### Task objective
Scan the material below for lines with the word "type" and report how many there are, with nothing added.

[A block of data]
○ ○ ○ ○ ○ ○ ○

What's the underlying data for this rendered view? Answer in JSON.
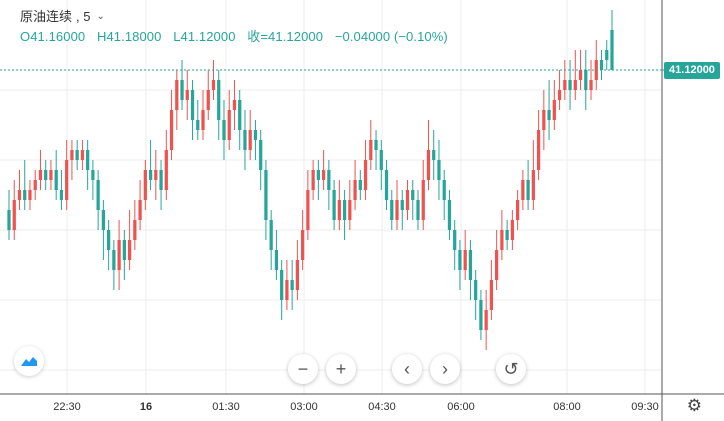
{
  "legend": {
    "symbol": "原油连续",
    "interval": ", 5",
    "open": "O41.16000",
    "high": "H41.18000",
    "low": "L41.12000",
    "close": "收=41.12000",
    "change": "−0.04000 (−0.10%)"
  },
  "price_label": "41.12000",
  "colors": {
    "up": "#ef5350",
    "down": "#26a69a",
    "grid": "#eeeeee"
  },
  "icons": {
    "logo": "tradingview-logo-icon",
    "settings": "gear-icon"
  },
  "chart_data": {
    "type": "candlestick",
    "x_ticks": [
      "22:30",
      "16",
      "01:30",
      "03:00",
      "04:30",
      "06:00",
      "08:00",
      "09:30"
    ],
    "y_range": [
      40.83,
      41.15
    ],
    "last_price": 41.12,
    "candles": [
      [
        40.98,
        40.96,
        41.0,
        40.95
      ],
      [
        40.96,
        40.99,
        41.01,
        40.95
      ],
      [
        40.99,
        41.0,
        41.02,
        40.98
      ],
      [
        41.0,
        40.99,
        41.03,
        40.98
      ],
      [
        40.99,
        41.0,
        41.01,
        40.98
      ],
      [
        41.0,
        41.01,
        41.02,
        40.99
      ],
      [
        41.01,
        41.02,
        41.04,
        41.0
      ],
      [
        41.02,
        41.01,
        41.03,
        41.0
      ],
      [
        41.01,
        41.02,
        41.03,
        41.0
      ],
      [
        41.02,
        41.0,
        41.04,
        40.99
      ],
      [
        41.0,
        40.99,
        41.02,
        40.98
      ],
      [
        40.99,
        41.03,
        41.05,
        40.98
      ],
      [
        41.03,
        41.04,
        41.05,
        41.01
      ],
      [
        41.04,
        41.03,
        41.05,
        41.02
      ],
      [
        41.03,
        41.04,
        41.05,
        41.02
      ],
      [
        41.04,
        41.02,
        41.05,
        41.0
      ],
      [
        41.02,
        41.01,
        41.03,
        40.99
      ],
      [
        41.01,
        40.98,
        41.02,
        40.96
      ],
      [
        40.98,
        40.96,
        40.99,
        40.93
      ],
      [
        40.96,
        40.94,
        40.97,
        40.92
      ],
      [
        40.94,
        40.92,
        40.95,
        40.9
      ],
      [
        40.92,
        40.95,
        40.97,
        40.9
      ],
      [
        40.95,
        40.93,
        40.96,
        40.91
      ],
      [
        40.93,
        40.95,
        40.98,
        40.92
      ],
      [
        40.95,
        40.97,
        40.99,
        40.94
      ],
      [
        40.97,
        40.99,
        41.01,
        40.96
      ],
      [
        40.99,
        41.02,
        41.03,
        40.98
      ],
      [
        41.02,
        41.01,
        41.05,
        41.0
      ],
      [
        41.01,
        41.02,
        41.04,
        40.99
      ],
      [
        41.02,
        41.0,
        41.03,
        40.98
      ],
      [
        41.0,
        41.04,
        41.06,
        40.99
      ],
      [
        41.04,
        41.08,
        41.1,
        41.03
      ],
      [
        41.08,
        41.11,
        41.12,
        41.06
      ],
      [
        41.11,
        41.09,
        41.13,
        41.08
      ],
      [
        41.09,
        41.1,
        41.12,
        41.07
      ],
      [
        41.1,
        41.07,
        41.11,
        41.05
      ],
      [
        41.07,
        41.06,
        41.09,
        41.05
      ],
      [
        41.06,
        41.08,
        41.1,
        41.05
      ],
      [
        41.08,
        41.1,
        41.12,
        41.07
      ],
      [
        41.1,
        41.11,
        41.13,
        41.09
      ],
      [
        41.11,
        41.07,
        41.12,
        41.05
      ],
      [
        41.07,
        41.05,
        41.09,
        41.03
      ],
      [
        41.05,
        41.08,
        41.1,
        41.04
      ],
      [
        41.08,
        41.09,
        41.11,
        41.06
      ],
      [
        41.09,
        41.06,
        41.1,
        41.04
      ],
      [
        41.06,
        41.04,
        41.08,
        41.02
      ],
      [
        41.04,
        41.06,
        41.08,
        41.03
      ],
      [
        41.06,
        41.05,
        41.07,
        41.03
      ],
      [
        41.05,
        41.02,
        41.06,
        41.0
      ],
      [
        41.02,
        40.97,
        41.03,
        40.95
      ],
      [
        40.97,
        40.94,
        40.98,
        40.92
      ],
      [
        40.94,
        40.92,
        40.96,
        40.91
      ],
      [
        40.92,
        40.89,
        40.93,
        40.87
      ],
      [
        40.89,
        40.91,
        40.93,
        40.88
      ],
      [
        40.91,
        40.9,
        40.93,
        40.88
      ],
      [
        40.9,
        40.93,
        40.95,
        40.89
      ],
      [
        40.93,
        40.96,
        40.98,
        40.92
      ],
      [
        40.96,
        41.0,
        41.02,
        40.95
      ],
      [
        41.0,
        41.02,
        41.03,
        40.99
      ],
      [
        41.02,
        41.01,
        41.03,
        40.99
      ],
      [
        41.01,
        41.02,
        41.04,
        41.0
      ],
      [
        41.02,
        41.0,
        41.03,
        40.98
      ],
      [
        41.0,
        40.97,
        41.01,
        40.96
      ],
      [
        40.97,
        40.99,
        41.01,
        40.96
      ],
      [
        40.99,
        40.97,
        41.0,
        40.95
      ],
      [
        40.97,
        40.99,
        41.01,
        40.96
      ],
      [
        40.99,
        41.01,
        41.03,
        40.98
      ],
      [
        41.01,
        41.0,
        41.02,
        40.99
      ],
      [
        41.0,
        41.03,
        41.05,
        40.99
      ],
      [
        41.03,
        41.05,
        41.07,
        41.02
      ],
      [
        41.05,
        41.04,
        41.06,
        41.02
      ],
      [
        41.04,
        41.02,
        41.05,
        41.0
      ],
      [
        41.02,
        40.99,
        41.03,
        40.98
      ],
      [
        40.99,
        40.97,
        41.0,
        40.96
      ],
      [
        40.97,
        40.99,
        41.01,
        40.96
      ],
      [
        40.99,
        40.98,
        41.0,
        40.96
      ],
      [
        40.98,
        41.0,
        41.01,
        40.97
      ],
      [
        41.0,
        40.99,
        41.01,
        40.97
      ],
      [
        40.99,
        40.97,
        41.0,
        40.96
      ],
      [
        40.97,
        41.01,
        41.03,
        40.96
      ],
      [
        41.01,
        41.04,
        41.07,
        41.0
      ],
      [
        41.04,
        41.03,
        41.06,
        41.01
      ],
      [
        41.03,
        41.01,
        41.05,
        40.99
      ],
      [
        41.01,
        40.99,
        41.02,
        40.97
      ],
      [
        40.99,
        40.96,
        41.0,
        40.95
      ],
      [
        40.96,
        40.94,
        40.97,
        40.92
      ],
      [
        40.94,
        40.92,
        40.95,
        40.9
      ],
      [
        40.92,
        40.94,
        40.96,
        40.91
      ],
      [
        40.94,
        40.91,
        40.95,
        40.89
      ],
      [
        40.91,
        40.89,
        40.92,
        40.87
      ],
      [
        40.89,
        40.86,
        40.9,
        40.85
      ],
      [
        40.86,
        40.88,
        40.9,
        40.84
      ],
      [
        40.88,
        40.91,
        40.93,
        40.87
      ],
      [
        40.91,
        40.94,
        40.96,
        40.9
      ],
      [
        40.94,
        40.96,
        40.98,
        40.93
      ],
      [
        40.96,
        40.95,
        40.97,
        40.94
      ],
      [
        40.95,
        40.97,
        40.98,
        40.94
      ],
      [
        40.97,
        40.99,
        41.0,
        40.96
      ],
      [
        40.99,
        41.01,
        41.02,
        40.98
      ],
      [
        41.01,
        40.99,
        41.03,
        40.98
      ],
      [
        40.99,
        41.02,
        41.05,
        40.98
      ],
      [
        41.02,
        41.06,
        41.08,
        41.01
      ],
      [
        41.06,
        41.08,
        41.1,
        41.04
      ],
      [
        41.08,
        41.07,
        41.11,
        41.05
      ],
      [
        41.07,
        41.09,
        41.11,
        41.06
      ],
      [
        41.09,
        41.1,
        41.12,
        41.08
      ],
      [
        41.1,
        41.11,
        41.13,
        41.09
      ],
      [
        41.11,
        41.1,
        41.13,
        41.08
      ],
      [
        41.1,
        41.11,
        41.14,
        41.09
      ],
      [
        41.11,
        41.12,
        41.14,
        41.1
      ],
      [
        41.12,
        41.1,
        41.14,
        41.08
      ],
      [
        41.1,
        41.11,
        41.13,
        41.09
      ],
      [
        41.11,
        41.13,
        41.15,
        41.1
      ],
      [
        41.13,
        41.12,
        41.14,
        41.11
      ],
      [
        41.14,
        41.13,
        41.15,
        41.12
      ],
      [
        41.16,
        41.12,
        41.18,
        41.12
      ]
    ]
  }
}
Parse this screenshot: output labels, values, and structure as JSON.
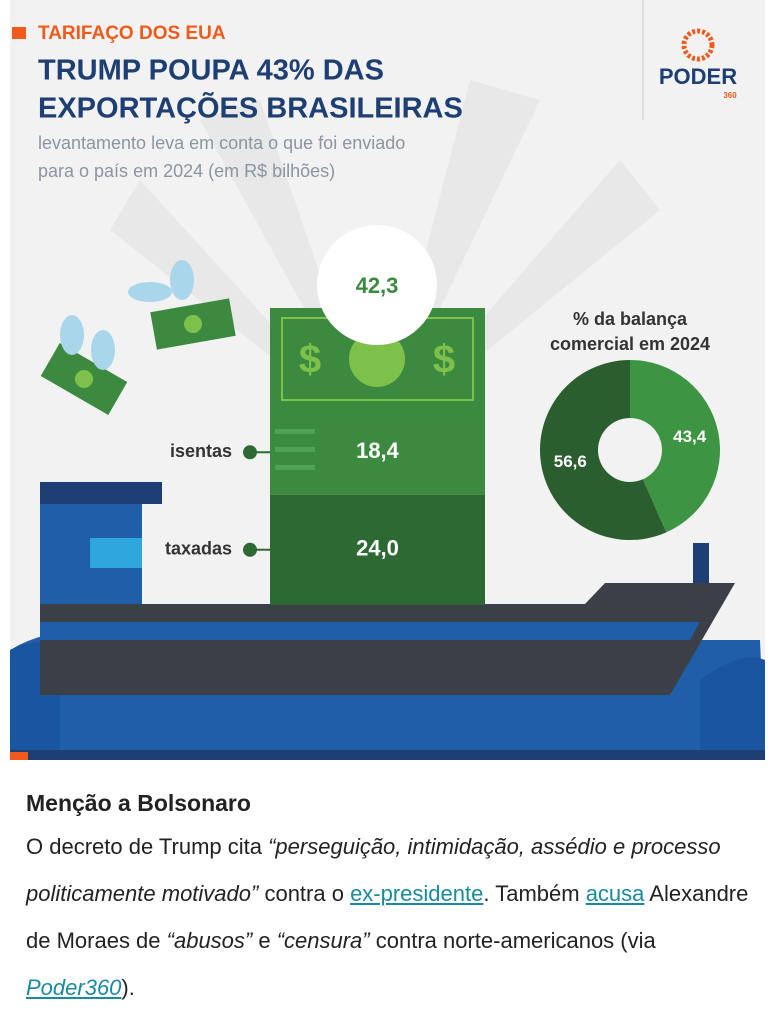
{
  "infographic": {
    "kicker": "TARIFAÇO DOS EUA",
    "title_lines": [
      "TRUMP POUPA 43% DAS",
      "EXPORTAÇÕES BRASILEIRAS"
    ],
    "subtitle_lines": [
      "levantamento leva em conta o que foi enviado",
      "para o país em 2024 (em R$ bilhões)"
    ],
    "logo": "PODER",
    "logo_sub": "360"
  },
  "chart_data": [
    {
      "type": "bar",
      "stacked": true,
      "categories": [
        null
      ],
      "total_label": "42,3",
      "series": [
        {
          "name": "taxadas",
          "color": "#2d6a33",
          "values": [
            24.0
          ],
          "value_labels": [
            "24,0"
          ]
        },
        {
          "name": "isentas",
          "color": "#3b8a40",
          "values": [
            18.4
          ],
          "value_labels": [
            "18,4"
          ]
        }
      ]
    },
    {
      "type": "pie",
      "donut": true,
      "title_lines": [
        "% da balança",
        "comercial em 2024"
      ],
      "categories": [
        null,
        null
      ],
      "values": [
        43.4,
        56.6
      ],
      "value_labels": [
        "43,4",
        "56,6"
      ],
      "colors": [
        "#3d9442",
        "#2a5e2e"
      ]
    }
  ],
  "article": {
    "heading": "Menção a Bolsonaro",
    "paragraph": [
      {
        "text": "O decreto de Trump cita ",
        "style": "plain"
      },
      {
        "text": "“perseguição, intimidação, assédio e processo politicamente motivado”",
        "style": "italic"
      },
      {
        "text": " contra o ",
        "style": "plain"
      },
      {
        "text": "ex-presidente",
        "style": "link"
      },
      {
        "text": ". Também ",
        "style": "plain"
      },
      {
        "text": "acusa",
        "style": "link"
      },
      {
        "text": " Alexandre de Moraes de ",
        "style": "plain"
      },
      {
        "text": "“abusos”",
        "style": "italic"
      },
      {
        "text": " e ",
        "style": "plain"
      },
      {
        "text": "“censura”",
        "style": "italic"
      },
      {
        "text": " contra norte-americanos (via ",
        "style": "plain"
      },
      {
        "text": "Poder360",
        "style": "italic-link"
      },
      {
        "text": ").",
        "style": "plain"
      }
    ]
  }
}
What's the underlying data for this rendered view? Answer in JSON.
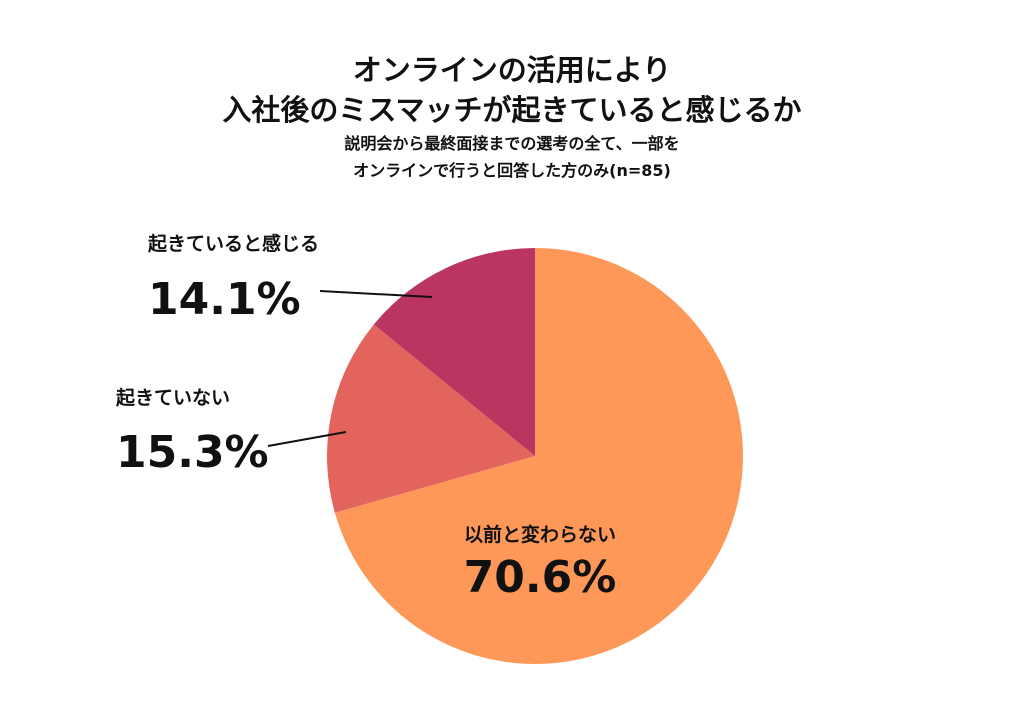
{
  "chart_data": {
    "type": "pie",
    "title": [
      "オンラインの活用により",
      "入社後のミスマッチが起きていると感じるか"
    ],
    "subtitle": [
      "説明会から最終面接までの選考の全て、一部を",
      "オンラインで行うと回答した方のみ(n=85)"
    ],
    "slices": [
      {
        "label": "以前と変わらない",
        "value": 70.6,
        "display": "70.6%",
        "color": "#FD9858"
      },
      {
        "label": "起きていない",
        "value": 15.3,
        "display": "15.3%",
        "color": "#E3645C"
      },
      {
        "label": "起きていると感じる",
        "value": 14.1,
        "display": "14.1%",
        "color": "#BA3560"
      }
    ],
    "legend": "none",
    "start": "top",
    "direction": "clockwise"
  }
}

○ ○ ○ ○ ○ ○ ○

### Response to this exercise
4